The task: Copy each line of the records that holds the string "Documents".

Listed records:
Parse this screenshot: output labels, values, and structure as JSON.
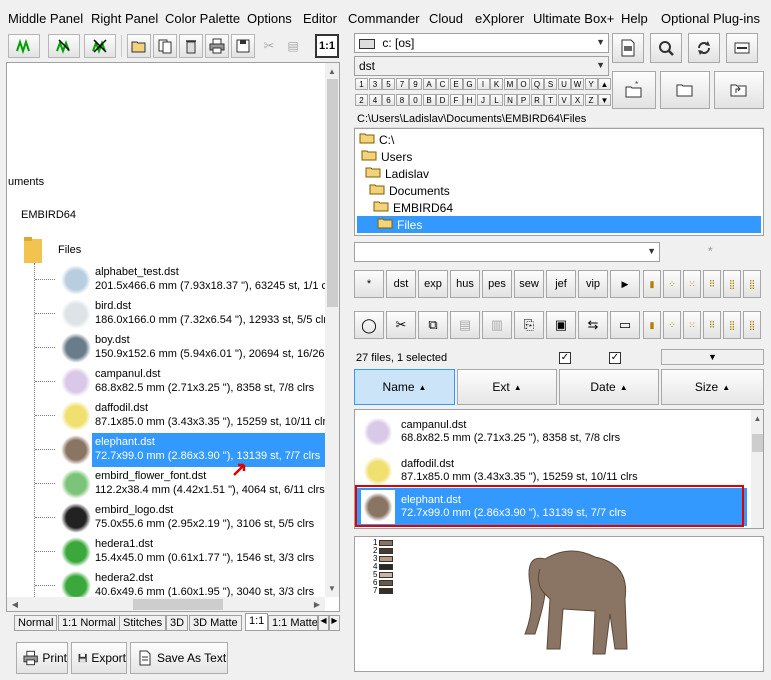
{
  "menu": [
    "Middle Panel",
    "Right Panel",
    "Color Palette",
    "Options",
    "Editor",
    "Commander",
    "Cloud",
    "eXplorer",
    "Ultimate Box+",
    "Help",
    "Optional Plug-ins"
  ],
  "toolbar": {
    "ratio_label": "1:1"
  },
  "left_tree": {
    "partial_label": "uments",
    "embird_label": "EMBIRD64",
    "files_label": "Files"
  },
  "left_files": [
    {
      "name": "alphabet_test.dst",
      "info": "201.5x466.6 mm (7.93x18.37 \"), 63245 st, 1/1 clrs"
    },
    {
      "name": "bird.dst",
      "info": "186.0x166.0 mm (7.32x6.54 \"), 12933 st, 5/5 clrs"
    },
    {
      "name": "boy.dst",
      "info": "150.9x152.6 mm (5.94x6.01 \"), 20694 st, 16/26 clrs"
    },
    {
      "name": "campanul.dst",
      "info": "68.8x82.5 mm (2.71x3.25 \"), 8358 st, 7/8 clrs"
    },
    {
      "name": "daffodil.dst",
      "info": "87.1x85.0 mm (3.43x3.35 \"), 15259 st, 10/11 clrs"
    },
    {
      "name": "elephant.dst",
      "info": "72.7x99.0 mm (2.86x3.90 \"), 13139 st, 7/7 clrs"
    },
    {
      "name": "embird_flower_font.dst",
      "info": "112.2x38.4 mm (4.42x1.51 \"), 4064 st, 6/11 clrs"
    },
    {
      "name": "embird_logo.dst",
      "info": "75.0x55.6 mm (2.95x2.19 \"), 3106 st, 5/5 clrs"
    },
    {
      "name": "hedera1.dst",
      "info": "15.4x45.0 mm (0.61x1.77 \"), 1546 st, 3/3 clrs"
    },
    {
      "name": "hedera2.dst",
      "info": "40.6x49.6 mm (1.60x1.95 \"), 3040 st, 3/3 clrs"
    }
  ],
  "view_tabs": [
    "Normal",
    "1:1 Normal",
    "Stitches",
    "3D",
    "3D Matte",
    "1:1",
    "1:1 Matte"
  ],
  "bottom_buttons": {
    "print": "Print",
    "export": "Export",
    "save_as_text": "Save As Text"
  },
  "drive_combo": "c: [os]",
  "filter_combo": "dst",
  "keys_row1": [
    "1",
    "3",
    "5",
    "7",
    "9",
    "A",
    "C",
    "E",
    "G",
    "I",
    "K",
    "M",
    "O",
    "Q",
    "S",
    "U",
    "W",
    "Y"
  ],
  "keys_row2": [
    "2",
    "4",
    "6",
    "8",
    "0",
    "B",
    "D",
    "F",
    "H",
    "J",
    "L",
    "N",
    "P",
    "R",
    "T",
    "V",
    "X",
    "Z"
  ],
  "path": "C:\\Users\\Ladislav\\Documents\\EMBIRD64\\Files",
  "folders": [
    "C:\\",
    "Users",
    "Ladislav",
    "Documents",
    "EMBIRD64",
    "Files"
  ],
  "format_buttons": [
    "*",
    "dst",
    "exp",
    "hus",
    "pes",
    "sew",
    "jef",
    "vip"
  ],
  "status": "27 files, 1 selected",
  "headers": {
    "name": "Name",
    "ext": "Ext",
    "date": "Date",
    "size": "Size"
  },
  "right_files": [
    {
      "name": "campanul.dst",
      "info": "68.8x82.5 mm (2.71x3.25 \"), 8358 st, 7/8 clrs"
    },
    {
      "name": "daffodil.dst",
      "info": "87.1x85.0 mm (3.43x3.35 \"), 15259 st, 10/11 clrs"
    },
    {
      "name": "elephant.dst",
      "info": "72.7x99.0 mm (2.86x3.90 \"), 13139 st, 7/7 clrs"
    }
  ],
  "color_list": [
    "1",
    "2",
    "3",
    "4",
    "5",
    "6",
    "7"
  ],
  "colors": {
    "selection": "#3399ff",
    "highlight_border": "#e00000"
  }
}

Result:
  "path": "C:\\Users\\Ladislav\\Documents\\EMBIRD64\\Files",
    "Documents",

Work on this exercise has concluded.